> ZU ERLEDIGEN:
Schreib aus dem Text über fehlende Langzeitpflegeplätze den Teil wortgetreu ab, der mit „Einer der Bereiche, in“ anfängt und bis einschließlich „Langzeitpflege zu erhöhen.“ weitergeht.

> TEXTAUSZUG:
_ _ _ _ _ _ _

Empfehlungen: mehr Langzeitpflegeplätze, mehr Transparenz, mehr Information

Einer der Bereiche, in denen die Landesvolksanwältin noch Handlungsbedarf sieht, ist der Mangel an Langzeitpflegeeinrichtungen. Menschen mit Behinderungen, die eine umfassende pflegerische und kontinuierliche ärztliche Betreuung benötigen und nicht bzw. nicht mehr in Einrichtungen nach dem Tiroler Teilhabegesetz, dem Tiroler Heim- und Pflegeleistungsgesetz oder im Familienverband betreut werden können, benötigen einen Platz in einer Langzeitpflegeeinrichtung. Dort können eine regelmäßige medizinische Versorgung und eine aufwändige Fachpflege gewährleistet werden. Auf der Warteliste der einzigen derartigen Einrichtung in Tirol, der Landes-Pflegeklinik, stehen derzeit jedoch mehr als 100 Personen. Der Gesetzgeber wird hier aufgefordert, die Kapazitäten in der Langzeitpflege zu erhöhen.

_ _ _ _ _ _ _

> AUSZÜGE AUS ZEILEN:
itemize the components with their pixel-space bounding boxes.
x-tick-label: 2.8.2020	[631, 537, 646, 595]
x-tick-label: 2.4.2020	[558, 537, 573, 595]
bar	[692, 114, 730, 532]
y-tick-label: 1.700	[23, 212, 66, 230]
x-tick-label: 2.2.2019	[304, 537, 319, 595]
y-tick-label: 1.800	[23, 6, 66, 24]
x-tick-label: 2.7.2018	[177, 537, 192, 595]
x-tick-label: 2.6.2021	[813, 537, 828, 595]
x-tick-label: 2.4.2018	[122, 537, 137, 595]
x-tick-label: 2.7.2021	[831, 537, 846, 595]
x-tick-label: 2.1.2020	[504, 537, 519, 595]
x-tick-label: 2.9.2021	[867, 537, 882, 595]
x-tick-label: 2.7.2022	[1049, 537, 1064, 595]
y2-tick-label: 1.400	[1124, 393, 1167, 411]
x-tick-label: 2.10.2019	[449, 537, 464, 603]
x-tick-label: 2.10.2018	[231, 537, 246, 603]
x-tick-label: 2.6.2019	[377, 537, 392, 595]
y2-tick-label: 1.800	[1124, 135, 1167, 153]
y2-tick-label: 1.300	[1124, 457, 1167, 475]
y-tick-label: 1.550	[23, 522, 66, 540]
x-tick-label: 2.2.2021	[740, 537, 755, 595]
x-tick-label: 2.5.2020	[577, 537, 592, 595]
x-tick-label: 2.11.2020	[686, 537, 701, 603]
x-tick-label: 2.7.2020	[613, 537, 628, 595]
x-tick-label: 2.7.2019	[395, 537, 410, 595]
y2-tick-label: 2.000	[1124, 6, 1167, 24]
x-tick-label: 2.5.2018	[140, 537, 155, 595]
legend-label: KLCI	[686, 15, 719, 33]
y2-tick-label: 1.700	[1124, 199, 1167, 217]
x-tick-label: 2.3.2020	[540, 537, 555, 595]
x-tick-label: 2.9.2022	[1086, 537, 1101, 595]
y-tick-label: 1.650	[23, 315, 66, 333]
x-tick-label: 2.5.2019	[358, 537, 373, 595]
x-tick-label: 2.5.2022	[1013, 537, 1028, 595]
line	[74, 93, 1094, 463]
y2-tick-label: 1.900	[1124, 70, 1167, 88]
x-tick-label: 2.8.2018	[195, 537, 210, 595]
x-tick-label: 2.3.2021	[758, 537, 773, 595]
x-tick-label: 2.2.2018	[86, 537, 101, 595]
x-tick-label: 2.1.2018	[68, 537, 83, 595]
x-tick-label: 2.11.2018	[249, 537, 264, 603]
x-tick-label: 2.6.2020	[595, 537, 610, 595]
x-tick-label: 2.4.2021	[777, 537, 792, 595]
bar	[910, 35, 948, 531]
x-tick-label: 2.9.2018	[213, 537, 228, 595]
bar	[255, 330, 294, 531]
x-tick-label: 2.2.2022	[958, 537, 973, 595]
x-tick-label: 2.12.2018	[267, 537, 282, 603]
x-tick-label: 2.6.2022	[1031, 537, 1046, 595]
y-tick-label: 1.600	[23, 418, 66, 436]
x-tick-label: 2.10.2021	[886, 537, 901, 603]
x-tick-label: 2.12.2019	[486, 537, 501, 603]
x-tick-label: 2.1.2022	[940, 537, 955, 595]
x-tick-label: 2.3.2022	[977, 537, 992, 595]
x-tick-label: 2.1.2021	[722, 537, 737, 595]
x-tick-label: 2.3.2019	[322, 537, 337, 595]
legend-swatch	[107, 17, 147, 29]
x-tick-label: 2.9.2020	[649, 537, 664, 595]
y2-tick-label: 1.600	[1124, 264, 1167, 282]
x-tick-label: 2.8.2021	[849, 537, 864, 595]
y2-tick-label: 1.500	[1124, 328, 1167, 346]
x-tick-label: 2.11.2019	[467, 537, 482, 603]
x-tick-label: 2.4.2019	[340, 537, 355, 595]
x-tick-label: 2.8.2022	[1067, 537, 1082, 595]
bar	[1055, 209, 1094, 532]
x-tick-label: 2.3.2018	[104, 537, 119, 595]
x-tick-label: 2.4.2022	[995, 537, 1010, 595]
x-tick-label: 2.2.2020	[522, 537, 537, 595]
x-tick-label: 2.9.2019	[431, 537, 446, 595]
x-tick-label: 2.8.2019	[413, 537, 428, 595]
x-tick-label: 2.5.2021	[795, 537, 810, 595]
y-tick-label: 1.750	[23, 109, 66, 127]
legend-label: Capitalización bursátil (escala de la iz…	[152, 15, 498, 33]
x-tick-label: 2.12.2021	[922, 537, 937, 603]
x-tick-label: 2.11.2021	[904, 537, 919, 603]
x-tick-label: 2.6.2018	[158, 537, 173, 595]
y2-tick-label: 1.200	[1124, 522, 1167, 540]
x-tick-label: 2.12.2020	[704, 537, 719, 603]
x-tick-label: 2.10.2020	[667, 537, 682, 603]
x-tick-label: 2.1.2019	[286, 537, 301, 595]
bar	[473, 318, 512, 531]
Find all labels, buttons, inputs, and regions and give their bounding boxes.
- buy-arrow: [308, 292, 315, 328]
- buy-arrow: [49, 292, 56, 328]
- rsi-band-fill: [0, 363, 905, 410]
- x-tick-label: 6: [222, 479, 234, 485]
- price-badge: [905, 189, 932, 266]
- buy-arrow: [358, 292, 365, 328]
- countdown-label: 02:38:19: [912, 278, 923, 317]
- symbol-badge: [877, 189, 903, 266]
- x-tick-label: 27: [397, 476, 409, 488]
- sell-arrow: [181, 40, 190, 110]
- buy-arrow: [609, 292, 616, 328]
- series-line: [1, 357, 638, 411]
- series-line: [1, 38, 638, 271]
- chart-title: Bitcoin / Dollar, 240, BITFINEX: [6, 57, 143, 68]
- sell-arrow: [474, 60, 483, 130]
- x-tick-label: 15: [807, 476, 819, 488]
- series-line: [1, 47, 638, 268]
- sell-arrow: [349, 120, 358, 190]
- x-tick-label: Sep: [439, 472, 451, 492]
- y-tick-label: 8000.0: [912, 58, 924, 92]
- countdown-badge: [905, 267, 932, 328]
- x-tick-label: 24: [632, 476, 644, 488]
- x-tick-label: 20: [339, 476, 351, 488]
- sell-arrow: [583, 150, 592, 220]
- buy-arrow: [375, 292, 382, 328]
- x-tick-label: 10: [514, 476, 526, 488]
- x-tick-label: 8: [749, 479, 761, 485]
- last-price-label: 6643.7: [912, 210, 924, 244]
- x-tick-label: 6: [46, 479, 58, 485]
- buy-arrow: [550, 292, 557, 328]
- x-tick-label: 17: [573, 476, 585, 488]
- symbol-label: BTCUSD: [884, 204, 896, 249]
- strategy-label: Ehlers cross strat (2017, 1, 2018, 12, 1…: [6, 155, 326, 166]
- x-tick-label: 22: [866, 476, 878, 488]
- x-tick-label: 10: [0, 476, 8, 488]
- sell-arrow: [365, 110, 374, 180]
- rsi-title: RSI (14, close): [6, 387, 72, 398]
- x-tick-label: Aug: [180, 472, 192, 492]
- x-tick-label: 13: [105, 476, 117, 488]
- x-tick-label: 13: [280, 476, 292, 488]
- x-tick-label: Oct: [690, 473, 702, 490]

_ _ _ _ _ _ _

> ANTWORT:
Einer der Bereiche, in denen die Landesvolksanwältin noch Handlungsbedarf sieht, ist der Mangel an Langzeitpflegeeinrichtungen. Menschen mit Behinderungen, die eine umfassende pflegerische und kontinuierliche ärztliche Betreuung benötigen und nicht bzw. nicht mehr in Einrichtungen nach dem Tiroler Teilhabegesetz, dem Tiroler Heim- und Pflegeleistungsgesetz oder im Familienverband betreut werden können, benötigen einen Platz in einer Langzeitpflegeeinrichtung. Dort können eine regelmäßige medizinische Versorgung und eine aufwändige Fachpflege gewährleistet werden. Auf der Warteliste der einzigen derartigen Einrichtung in Tirol, der Landes-Pflegeklinik, stehen derzeit jedoch mehr als 100 Personen. Der Gesetzgeber wird hier aufgefordert, die Kapazitäten in der Langzeitpflege zu erhöhen.